**WHAT THE TASK REQUIRES:**
Every line below that has the word "defence" counts once; report how many lines that makes, with no other words.

Transcribed page data
◇ ◇ ◇
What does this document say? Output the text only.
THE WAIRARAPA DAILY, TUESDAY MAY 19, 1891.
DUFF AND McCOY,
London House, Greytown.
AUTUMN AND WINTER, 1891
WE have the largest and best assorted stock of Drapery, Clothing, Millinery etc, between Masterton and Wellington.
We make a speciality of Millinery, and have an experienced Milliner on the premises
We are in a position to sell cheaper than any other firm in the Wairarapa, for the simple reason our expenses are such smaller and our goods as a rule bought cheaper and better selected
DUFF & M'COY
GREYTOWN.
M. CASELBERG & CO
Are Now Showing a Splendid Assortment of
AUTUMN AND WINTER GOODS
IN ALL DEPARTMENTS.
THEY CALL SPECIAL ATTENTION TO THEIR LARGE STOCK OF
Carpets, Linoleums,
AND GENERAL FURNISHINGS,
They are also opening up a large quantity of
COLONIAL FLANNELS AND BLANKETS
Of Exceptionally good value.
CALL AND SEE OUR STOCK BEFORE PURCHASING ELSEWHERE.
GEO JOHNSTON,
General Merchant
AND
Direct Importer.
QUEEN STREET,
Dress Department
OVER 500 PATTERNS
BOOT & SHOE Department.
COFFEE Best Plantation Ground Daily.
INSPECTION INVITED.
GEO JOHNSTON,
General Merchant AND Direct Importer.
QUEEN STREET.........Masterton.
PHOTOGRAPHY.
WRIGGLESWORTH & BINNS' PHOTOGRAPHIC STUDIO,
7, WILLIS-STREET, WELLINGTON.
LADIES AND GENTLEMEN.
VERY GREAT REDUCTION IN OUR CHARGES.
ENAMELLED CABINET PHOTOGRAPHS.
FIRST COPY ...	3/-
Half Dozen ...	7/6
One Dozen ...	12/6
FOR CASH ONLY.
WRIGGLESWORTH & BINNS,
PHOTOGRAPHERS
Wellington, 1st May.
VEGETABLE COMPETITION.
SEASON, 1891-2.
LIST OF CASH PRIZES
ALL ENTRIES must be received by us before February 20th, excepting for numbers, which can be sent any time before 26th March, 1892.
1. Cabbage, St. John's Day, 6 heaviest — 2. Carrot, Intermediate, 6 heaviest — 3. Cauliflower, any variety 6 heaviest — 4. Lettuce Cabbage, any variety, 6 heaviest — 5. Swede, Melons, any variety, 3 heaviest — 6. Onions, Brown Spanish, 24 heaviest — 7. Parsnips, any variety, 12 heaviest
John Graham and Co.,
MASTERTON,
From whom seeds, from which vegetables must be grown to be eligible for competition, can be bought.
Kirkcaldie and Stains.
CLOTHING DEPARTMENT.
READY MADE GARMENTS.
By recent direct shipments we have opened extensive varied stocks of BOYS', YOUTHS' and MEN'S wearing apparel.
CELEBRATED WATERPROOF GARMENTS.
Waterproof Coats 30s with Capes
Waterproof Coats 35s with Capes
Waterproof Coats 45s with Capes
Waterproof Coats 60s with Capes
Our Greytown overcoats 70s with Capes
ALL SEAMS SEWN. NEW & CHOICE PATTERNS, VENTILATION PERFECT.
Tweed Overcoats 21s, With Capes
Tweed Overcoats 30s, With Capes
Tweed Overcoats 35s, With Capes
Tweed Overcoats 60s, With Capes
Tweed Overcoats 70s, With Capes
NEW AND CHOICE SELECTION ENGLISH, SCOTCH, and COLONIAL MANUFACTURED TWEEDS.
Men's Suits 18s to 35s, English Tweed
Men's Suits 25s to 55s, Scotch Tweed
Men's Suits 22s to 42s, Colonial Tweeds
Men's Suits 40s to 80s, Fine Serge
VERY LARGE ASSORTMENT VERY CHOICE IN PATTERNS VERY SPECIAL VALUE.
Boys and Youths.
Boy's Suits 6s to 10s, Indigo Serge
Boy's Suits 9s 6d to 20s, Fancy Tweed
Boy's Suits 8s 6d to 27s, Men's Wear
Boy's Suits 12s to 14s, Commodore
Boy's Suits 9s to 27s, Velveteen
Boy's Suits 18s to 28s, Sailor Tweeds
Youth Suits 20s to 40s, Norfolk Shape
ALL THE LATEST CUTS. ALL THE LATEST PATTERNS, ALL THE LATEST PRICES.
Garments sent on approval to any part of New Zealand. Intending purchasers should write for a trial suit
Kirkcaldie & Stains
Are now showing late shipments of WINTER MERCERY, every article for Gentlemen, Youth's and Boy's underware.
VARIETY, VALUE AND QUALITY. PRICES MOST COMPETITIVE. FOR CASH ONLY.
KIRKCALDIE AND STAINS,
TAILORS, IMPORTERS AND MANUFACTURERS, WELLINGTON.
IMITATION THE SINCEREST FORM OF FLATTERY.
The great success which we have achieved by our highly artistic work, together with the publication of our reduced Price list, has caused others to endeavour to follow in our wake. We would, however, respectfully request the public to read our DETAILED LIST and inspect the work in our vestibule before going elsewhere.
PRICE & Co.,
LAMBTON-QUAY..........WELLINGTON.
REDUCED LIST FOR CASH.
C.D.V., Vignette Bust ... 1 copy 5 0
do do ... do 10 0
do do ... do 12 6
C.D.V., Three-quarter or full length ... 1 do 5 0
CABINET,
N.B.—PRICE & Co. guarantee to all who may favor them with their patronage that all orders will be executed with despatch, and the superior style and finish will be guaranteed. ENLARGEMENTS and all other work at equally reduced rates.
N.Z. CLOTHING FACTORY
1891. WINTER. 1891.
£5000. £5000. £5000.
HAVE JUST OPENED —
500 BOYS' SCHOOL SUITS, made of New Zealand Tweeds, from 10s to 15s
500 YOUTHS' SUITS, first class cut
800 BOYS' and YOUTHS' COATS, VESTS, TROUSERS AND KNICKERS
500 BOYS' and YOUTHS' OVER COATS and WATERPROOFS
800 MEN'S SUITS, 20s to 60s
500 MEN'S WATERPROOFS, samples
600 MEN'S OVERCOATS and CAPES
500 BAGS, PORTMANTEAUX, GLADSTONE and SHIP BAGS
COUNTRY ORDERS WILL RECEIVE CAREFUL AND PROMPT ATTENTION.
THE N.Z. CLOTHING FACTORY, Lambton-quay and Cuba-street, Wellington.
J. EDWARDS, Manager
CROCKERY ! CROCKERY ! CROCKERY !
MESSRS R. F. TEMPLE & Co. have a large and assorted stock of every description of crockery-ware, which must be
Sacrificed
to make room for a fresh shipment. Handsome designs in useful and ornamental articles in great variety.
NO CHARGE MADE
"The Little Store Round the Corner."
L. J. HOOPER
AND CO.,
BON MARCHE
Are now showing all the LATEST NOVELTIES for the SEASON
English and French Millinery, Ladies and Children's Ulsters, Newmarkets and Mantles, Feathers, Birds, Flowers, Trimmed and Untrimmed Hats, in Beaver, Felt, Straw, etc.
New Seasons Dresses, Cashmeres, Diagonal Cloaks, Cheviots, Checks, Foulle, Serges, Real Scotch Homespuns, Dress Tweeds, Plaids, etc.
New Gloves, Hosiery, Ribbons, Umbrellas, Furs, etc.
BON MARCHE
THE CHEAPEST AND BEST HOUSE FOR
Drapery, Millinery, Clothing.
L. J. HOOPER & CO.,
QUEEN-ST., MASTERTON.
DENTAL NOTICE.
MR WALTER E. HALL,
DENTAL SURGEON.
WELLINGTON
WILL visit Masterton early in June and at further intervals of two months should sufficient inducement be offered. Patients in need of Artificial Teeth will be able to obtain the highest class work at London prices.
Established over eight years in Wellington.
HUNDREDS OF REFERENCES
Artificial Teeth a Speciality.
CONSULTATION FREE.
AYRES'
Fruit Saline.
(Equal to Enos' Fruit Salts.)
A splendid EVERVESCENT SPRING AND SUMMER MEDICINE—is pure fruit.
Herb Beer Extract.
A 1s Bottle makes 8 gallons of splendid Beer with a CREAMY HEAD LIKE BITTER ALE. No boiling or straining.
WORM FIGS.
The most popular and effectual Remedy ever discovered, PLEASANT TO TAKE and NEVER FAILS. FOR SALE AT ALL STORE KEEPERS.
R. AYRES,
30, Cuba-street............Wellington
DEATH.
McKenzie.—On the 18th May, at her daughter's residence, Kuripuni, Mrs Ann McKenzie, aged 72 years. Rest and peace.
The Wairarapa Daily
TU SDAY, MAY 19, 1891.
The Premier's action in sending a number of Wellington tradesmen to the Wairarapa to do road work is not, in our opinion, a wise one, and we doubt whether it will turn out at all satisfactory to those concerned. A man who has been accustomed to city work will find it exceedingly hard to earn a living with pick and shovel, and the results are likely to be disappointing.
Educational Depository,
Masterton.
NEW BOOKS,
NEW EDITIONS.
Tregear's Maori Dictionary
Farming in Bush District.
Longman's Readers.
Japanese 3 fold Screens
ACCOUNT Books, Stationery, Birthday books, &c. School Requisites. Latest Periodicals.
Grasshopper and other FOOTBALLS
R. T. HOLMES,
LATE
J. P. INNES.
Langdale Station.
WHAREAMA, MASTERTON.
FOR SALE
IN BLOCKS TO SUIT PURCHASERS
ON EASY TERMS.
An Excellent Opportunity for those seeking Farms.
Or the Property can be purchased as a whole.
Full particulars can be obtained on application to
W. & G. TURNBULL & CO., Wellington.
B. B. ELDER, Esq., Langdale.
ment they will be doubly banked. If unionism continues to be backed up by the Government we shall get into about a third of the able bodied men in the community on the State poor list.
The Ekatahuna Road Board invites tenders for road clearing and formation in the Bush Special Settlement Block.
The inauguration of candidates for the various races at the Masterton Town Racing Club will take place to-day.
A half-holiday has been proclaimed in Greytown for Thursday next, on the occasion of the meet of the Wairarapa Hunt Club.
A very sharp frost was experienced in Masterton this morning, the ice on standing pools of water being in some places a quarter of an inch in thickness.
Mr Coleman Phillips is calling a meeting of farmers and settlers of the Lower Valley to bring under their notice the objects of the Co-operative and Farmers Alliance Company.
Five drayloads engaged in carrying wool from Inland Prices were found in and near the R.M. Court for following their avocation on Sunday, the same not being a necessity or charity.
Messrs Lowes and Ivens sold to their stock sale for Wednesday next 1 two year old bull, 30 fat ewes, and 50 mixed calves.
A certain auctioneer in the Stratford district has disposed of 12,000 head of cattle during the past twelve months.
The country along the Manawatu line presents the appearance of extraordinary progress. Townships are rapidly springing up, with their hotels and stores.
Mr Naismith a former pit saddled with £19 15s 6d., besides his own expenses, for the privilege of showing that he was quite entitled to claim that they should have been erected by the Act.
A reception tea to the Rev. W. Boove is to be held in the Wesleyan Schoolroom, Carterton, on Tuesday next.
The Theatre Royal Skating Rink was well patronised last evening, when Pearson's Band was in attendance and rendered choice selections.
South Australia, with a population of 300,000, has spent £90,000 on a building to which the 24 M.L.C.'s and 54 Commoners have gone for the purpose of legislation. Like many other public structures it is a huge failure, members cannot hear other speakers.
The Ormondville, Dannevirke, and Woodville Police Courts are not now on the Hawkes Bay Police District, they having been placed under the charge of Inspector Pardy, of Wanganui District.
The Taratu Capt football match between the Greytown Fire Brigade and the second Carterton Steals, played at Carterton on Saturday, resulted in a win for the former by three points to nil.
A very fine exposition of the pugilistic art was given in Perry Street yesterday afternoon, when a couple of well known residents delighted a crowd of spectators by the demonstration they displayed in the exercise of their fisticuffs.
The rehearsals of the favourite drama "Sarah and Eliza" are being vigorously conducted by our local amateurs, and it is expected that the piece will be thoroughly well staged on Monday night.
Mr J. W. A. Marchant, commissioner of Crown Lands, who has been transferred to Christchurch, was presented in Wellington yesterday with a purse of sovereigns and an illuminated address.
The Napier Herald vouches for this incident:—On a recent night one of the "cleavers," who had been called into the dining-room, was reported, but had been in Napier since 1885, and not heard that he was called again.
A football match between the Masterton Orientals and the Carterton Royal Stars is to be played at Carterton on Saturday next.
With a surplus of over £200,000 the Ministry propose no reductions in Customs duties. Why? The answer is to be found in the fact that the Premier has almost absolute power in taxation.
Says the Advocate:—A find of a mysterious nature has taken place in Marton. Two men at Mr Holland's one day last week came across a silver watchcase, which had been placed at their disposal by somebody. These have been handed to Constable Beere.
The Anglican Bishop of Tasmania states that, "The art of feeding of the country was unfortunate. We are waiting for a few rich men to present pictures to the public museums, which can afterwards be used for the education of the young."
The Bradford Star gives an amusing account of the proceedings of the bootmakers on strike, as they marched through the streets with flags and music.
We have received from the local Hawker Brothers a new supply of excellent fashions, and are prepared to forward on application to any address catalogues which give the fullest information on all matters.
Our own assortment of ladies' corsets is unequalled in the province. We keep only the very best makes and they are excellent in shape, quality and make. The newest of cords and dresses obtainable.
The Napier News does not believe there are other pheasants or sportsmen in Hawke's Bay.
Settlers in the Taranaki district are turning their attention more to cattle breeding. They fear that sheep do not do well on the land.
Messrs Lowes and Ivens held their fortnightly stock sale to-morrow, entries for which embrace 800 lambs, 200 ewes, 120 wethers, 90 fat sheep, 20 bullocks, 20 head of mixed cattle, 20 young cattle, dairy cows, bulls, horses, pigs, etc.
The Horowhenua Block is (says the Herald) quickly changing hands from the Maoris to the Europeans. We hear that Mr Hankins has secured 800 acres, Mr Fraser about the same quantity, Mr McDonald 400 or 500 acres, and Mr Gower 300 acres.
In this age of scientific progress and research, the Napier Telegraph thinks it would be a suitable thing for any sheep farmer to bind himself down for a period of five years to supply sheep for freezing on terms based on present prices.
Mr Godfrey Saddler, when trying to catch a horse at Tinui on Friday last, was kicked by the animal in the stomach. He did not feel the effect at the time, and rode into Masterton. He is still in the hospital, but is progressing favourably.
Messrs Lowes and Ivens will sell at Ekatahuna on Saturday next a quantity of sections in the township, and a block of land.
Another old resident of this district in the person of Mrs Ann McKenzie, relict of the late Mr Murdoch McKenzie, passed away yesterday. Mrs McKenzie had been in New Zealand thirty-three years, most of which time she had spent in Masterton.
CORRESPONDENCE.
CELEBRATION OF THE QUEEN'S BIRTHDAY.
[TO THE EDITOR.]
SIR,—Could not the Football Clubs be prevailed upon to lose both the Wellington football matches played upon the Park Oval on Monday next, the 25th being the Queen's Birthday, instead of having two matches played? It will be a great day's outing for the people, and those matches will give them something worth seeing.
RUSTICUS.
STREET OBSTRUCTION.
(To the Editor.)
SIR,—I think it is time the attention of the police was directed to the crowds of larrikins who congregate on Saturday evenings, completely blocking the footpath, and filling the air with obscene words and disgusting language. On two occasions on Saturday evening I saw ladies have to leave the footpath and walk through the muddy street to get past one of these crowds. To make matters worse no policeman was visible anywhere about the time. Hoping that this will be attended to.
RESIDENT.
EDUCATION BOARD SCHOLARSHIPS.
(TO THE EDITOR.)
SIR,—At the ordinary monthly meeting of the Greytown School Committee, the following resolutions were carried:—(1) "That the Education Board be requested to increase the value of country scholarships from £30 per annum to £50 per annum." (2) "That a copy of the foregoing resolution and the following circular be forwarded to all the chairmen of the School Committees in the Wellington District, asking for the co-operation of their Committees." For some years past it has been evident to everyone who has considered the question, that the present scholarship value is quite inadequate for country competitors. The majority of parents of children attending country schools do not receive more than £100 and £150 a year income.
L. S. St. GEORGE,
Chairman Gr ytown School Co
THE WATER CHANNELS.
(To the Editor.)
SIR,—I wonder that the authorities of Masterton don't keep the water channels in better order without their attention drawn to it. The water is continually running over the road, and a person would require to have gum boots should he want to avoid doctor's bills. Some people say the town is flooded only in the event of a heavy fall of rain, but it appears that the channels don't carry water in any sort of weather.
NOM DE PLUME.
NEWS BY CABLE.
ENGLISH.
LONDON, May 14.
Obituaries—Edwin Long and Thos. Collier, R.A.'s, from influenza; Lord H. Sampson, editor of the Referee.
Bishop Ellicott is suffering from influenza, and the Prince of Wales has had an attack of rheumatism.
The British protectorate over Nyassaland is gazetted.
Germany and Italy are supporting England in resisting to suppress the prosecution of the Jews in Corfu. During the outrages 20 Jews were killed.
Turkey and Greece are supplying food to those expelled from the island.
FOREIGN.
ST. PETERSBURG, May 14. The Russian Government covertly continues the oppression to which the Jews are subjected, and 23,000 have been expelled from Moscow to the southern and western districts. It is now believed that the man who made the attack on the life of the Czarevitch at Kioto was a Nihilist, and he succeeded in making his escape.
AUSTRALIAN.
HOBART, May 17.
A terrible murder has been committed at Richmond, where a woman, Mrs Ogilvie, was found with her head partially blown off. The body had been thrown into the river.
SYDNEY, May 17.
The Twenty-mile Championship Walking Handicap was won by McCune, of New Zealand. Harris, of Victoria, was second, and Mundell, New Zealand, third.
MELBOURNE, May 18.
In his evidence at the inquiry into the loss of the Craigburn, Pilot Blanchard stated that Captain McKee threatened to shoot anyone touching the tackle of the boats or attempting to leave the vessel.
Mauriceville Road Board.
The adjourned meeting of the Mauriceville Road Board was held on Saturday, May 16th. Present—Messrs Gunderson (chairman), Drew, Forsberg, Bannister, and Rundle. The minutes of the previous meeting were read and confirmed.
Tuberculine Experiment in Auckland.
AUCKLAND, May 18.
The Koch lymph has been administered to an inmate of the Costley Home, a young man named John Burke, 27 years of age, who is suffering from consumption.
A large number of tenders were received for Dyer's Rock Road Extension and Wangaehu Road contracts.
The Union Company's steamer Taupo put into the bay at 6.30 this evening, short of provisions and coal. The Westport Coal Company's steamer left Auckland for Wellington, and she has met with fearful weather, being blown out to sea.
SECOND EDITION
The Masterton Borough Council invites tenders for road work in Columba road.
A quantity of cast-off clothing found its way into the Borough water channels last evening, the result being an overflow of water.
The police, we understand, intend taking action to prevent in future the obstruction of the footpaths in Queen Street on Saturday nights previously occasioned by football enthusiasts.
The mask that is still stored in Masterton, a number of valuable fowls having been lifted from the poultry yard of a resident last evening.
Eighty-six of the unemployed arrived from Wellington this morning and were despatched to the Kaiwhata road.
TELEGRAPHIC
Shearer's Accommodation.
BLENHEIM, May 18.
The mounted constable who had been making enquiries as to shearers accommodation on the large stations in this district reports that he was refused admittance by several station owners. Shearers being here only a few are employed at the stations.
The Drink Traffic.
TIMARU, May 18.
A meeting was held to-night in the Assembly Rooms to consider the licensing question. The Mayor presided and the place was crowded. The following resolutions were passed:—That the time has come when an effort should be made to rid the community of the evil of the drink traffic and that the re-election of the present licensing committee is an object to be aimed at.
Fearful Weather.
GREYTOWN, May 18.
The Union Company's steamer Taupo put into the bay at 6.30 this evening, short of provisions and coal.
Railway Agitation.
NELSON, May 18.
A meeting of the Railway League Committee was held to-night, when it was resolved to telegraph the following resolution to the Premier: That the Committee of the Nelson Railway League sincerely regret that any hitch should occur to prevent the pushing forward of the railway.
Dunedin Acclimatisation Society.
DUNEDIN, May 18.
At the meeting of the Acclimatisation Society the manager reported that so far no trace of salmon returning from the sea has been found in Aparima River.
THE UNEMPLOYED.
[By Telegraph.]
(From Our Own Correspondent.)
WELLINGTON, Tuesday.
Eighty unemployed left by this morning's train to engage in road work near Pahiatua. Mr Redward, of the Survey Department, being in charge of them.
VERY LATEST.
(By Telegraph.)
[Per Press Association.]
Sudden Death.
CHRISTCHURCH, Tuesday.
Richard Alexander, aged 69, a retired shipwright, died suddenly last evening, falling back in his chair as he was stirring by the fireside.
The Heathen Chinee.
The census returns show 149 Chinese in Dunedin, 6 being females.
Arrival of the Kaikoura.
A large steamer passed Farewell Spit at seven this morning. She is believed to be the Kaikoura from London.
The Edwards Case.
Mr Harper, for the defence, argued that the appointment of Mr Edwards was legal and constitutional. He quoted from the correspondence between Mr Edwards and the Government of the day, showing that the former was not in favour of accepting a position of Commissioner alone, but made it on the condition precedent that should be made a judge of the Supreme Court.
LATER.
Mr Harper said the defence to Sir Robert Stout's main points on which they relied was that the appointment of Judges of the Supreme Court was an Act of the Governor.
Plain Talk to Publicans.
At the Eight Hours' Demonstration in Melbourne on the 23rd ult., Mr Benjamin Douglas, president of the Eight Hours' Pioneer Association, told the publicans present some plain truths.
◇ ◇ ◇
**RESPONSE TO THIS EXERCISE:**
2